— STATED EXERCISE —
Repeat the entire listing exactly as written.

(A run of records)

## Begin

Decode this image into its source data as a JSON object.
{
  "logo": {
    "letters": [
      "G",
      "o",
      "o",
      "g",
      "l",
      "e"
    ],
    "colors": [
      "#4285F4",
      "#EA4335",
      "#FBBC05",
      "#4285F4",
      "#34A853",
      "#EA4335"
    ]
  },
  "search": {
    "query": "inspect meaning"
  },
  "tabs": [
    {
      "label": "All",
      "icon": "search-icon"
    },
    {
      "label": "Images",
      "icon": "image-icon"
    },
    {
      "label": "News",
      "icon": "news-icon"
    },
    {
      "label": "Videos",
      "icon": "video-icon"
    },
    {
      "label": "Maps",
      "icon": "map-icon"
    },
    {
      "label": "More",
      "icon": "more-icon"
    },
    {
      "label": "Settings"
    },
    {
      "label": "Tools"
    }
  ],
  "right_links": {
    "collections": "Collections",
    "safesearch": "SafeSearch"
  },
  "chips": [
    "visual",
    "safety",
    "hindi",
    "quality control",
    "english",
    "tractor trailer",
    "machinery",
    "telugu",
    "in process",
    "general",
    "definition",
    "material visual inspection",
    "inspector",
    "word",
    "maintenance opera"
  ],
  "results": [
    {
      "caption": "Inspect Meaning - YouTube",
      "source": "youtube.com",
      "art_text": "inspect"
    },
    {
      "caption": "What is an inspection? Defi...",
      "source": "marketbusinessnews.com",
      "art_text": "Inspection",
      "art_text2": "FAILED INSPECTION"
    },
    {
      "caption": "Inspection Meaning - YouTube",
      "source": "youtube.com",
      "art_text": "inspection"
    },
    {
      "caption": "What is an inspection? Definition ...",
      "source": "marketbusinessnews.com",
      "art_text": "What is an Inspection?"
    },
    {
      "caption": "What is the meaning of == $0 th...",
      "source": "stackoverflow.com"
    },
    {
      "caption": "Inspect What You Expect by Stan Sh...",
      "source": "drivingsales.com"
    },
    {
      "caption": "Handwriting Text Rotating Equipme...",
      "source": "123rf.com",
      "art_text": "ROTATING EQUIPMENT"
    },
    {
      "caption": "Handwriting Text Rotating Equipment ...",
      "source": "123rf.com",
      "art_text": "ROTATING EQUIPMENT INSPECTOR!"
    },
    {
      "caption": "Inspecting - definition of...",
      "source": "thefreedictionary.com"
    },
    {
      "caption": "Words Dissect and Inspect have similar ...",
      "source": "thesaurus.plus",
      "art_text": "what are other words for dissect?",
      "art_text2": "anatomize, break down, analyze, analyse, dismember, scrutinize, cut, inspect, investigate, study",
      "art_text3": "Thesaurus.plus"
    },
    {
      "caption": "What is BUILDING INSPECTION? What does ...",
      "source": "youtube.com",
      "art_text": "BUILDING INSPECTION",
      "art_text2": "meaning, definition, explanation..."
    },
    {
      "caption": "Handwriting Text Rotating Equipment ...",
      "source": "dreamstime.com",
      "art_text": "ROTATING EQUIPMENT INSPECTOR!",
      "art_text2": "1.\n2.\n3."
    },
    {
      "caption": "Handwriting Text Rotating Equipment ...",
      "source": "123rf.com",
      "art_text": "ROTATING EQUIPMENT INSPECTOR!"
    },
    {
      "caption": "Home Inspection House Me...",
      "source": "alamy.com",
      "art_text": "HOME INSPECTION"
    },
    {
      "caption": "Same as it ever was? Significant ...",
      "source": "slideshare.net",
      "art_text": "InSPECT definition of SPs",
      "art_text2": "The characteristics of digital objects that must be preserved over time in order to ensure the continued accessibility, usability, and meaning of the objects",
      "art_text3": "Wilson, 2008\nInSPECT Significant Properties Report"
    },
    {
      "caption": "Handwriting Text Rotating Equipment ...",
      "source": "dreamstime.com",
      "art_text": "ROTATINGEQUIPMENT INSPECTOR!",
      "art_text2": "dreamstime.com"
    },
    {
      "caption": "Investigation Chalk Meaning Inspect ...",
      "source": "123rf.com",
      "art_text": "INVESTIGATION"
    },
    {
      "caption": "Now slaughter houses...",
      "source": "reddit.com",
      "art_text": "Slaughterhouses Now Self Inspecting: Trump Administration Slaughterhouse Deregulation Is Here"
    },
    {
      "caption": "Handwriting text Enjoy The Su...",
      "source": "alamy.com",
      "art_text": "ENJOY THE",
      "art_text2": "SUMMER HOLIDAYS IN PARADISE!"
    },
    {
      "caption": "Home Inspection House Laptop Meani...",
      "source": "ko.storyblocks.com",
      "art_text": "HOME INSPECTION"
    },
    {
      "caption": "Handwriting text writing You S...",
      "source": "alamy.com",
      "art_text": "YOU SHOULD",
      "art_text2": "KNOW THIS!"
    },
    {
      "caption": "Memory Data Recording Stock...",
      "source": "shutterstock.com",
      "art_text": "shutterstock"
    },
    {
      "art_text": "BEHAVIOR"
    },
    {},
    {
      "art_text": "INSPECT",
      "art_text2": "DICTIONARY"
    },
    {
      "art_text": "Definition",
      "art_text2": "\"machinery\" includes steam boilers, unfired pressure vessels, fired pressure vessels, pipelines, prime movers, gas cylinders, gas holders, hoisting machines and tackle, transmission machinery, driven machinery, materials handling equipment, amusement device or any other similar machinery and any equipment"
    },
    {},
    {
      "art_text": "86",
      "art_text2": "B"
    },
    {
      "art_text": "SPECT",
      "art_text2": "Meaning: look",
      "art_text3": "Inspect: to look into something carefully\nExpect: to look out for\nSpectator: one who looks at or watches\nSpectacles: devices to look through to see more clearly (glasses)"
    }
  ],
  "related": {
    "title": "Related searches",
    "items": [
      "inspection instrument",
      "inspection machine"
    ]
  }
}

## End

— TASK RESULT —
Decode this image into its source data as a JSON object.
{
  "logo": {
    "letters": [
      "G",
      "o",
      "o",
      "g",
      "l",
      "e"
    ],
    "colors": [
      "#4285F4",
      "#EA4335",
      "#FBBC05",
      "#4285F4",
      "#34A853",
      "#EA4335"
    ]
  },
  "search": {
    "query": "inspect meaning"
  },
  "tabs": [
    {
      "label": "All",
      "icon": "search-icon"
    },
    {
      "label": "Images",
      "icon": "image-icon"
    },
    {
      "label": "News",
      "icon": "news-icon"
    },
    {
      "label": "Videos",
      "icon": "video-icon"
    },
    {
      "label": "Maps",
      "icon": "map-icon"
    },
    {
      "label": "More",
      "icon": "more-icon"
    },
    {
      "label": "Settings"
    },
    {
      "label": "Tools"
    }
  ],
  "right_links": {
    "collections": "Collections",
    "safesearch": "SafeSearch"
  },
  "chips": [
    "visual",
    "safety",
    "hindi",
    "quality control",
    "english",
    "tractor trailer",
    "machinery",
    "telugu",
    "in process",
    "general",
    "definition",
    "material visual inspection",
    "inspector",
    "word",
    "maintenance opera"
  ],
  "results": [
    {
      "caption": "Inspect Meaning - YouTube",
      "source": "youtube.com",
      "art_text": "inspect"
    },
    {
      "caption": "What is an inspection? Defi...",
      "source": "marketbusinessnews.com",
      "art_text": "Inspection",
      "art_text2": "FAILED INSPECTION"
    },
    {
      "caption": "Inspection Meaning - YouTube",
      "source": "youtube.com",
      "art_text": "inspection"
    },
    {
      "caption": "What is an inspection? Definition ...",
      "source": "marketbusinessnews.com",
      "art_text": "What is an Inspection?"
    },
    {
      "caption": "What is the meaning of == $0 th...",
      "source": "stackoverflow.com"
    },
    {
      "caption": "Inspect What You Expect by Stan Sh...",
      "source": "drivingsales.com"
    },
    {
      "caption": "Handwriting Text Rotating Equipme...",
      "source": "123rf.com",
      "art_text": "ROTATING EQUIPMENT"
    },
    {
      "caption": "Handwriting Text Rotating Equipment ...",
      "source": "123rf.com",
      "art_text": "ROTATING EQUIPMENT INSPECTOR!"
    },
    {
      "caption": "Inspecting - definition of...",
      "source": "thefreedictionary.com"
    },
    {
      "caption": "Words Dissect and Inspect have similar ...",
      "source": "thesaurus.plus",
      "art_text": "what are other words for dissect?",
      "art_text2": "anatomize, break down, analyze, analyse, dismember, scrutinize, cut, inspect, investigate, study",
      "art_text3": "Thesaurus.plus"
    },
    {
      "caption": "What is BUILDING INSPECTION? What does ...",
      "source": "youtube.com",
      "art_text": "BUILDING INSPECTION",
      "art_text2": "meaning, definition, explanation..."
    },
    {
      "caption": "Handwriting Text Rotating Equipment ...",
      "source": "dreamstime.com",
      "art_text": "ROTATING EQUIPMENT INSPECTOR!",
      "art_text2": "1.\n2.\n3."
    },
    {
      "caption": "Handwriting Text Rotating Equipment ...",
      "source": "123rf.com",
      "art_text": "ROTATING EQUIPMENT INSPECTOR!"
    },
    {
      "caption": "Home Inspection House Me...",
      "source": "alamy.com",
      "art_text": "HOME INSPECTION"
    },
    {
      "caption": "Same as it ever was? Significant ...",
      "source": "slideshare.net",
      "art_text": "InSPECT definition of SPs",
      "art_text2": "The characteristics of digital objects that must be preserved over time in order to ensure the continued accessibility, usability, and meaning of the objects",
      "art_text3": "Wilson, 2008\nInSPECT Significant Properties Report"
    },
    {
      "caption": "Handwriting Text Rotating Equipment ...",
      "source": "dreamstime.com",
      "art_text": "ROTATINGEQUIPMENT INSPECTOR!",
      "art_text2": "dreamstime.com"
    },
    {
      "caption": "Investigation Chalk Meaning Inspect ...",
      "source": "123rf.com",
      "art_text": "INVESTIGATION"
    },
    {
      "caption": "Now slaughter houses...",
      "source": "reddit.com",
      "art_text": "Slaughterhouses Now Self Inspecting: Trump Administration Slaughterhouse Deregulation Is Here"
    },
    {
      "caption": "Handwriting text Enjoy The Su...",
      "source": "alamy.com",
      "art_text": "ENJOY THE",
      "art_text2": "SUMMER HOLIDAYS IN PARADISE!"
    },
    {
      "caption": "Home Inspection House Laptop Meani...",
      "source": "ko.storyblocks.com",
      "art_text": "HOME INSPECTION"
    },
    {
      "caption": "Handwriting text writing You S...",
      "source": "alamy.com",
      "art_text": "YOU SHOULD",
      "art_text2": "KNOW THIS!"
    },
    {
      "caption": "Memory Data Recording Stock...",
      "source": "shutterstock.com",
      "art_text": "shutterstock"
    },
    {
      "art_text": "BEHAVIOR"
    },
    {},
    {
      "art_text": "INSPECT",
      "art_text2": "DICTIONARY"
    },
    {
      "art_text": "Definition",
      "art_text2": "\"machinery\" includes steam boilers, unfired pressure vessels, fired pressure vessels, pipelines, prime movers, gas cylinders, gas holders, hoisting machines and tackle, transmission machinery, driven machinery, materials handling equipment, amusement device or any other similar machinery and any equipment"
    },
    {},
    {
      "art_text": "86",
      "art_text2": "B"
    },
    {
      "art_text": "SPECT",
      "art_text2": "Meaning: look",
      "art_text3": "Inspect: to look into something carefully\nExpect: to look out for\nSpectator: one who looks at or watches\nSpectacles: devices to look through to see more clearly (glasses)"
    }
  ],
  "related": {
    "title": "Related searches",
    "items": [
      "inspection instrument",
      "inspection machine"
    ]
  }
}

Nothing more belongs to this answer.